↓

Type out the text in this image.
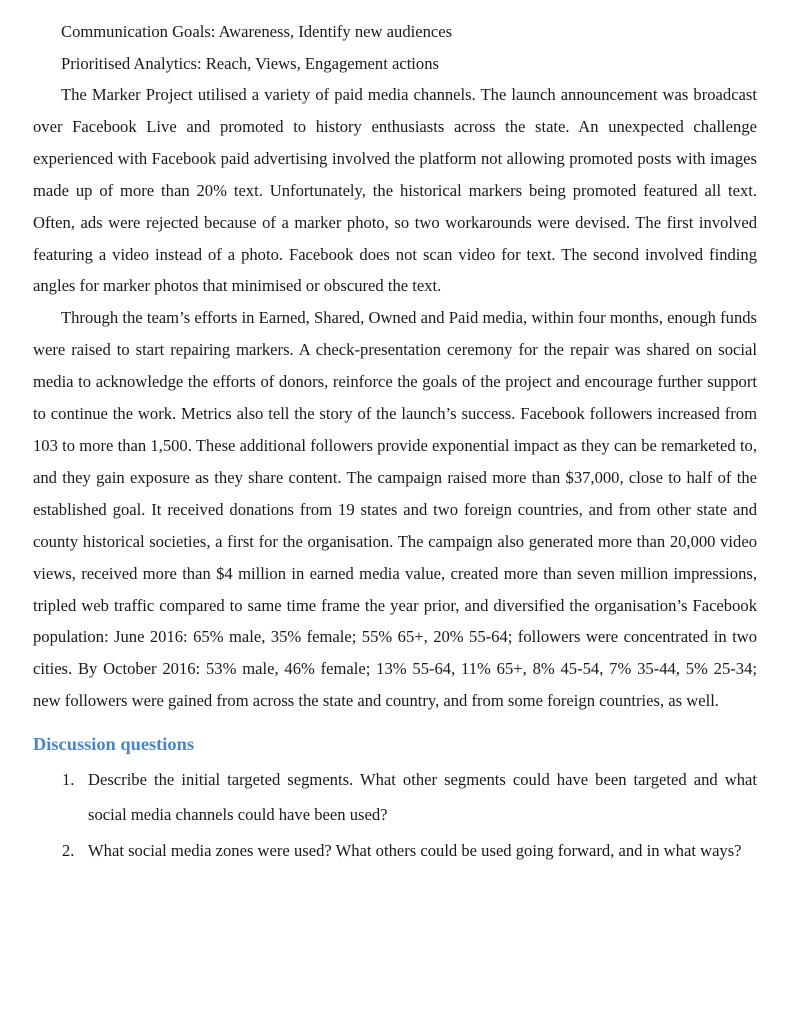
Communication Goals: Awareness, Identify new audiences

Prioritised Analytics: Reach, Views, Engagement actions

The Marker Project utilised a variety of paid media channels. The launch announcement was broadcast over Facebook Live and promoted to history enthusiasts across the state. An unexpected challenge experienced with Facebook paid advertising involved the platform not allowing promoted posts with images made up of more than 20% text. Unfortunately, the historical markers being promoted featured all text. Often, ads were rejected because of a marker photo, so two workarounds were devised. The first involved featuring a video instead of a photo. Facebook does not scan video for text. The second involved finding angles for marker photos that minimised or obscured the text.

Through the team’s efforts in Earned, Shared, Owned and Paid media, within four months, enough funds were raised to start repairing markers. A check-presentation ceremony for the repair was shared on social media to acknowledge the efforts of donors, reinforce the goals of the project and encourage further support to continue the work. Metrics also tell the story of the launch’s success. Facebook followers increased from 103 to more than 1,500. These additional followers provide exponential impact as they can be remarketed to, and they gain exposure as they share content. The campaign raised more than $37,000, close to half of the established goal. It received donations from 19 states and two foreign countries, and from other state and county historical societies, a first for the organisation. The campaign also generated more than 20,000 video views, received more than $4 million in earned media value, created more than seven million impressions, tripled web traffic compared to same time frame the year prior, and diversified the organisation’s Facebook population: June 2016: 65% male, 35% female; 55% 65+, 20% 55-64; followers were concentrated in two cities. By October 2016: 53% male, 46% female; 13% 55-64, 11% 65+, 8% 45-54, 7% 35-44, 5% 25-34; new followers were gained from across the state and country, and from some foreign countries, as well.

Discussion questions
1. Describe the initial targeted segments. What other segments could have been targeted and what social media channels could have been used?
2. What social media zones were used? What others could be used going forward, and in what ways?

↑

• [Aim of the task]: Leave the pictures out and reproduce each record exactly as written.

• [The result]:
Type out the text in this image.
Communication Goals: Awareness, Identify new audiences

Prioritised Analytics: Reach, Views, Engagement actions

The Marker Project utilised a variety of paid media channels. The launch announcement was broadcast over Facebook Live and promoted to history enthusiasts across the state. An unexpected challenge experienced with Facebook paid advertising involved the platform not allowing promoted posts with images made up of more than 20% text. Unfortunately, the historical markers being promoted featured all text. Often, ads were rejected because of a marker photo, so two workarounds were devised. The first involved featuring a video instead of a photo. Facebook does not scan video for text. The second involved finding angles for marker photos that minimised or obscured the text.

Through the team’s efforts in Earned, Shared, Owned and Paid media, within four months, enough funds were raised to start repairing markers. A check-presentation ceremony for the repair was shared on social media to acknowledge the efforts of donors, reinforce the goals of the project and encourage further support to continue the work. Metrics also tell the story of the launch’s success. Facebook followers increased from 103 to more than 1,500. These additional followers provide exponential impact as they can be remarketed to, and they gain exposure as they share content. The campaign raised more than $37,000, close to half of the established goal. It received donations from 19 states and two foreign countries, and from other state and county historical societies, a first for the organisation. The campaign also generated more than 20,000 video views, received more than $4 million in earned media value, created more than seven million impressions, tripled web traffic compared to same time frame the year prior, and diversified the organisation’s Facebook population: June 2016: 65% male, 35% female; 55% 65+, 20% 55-64; followers were concentrated in two cities. By October 2016: 53% male, 46% female; 13% 55-64, 11% 65+, 8% 45-54, 7% 35-44, 5% 25-34; new followers were gained from across the state and country, and from some foreign countries, as well.

Discussion questions
1. Describe the initial targeted segments. What other segments could have been targeted and what social media channels could have been used?
2. What social media zones were used? What others could be used going forward, and in what ways?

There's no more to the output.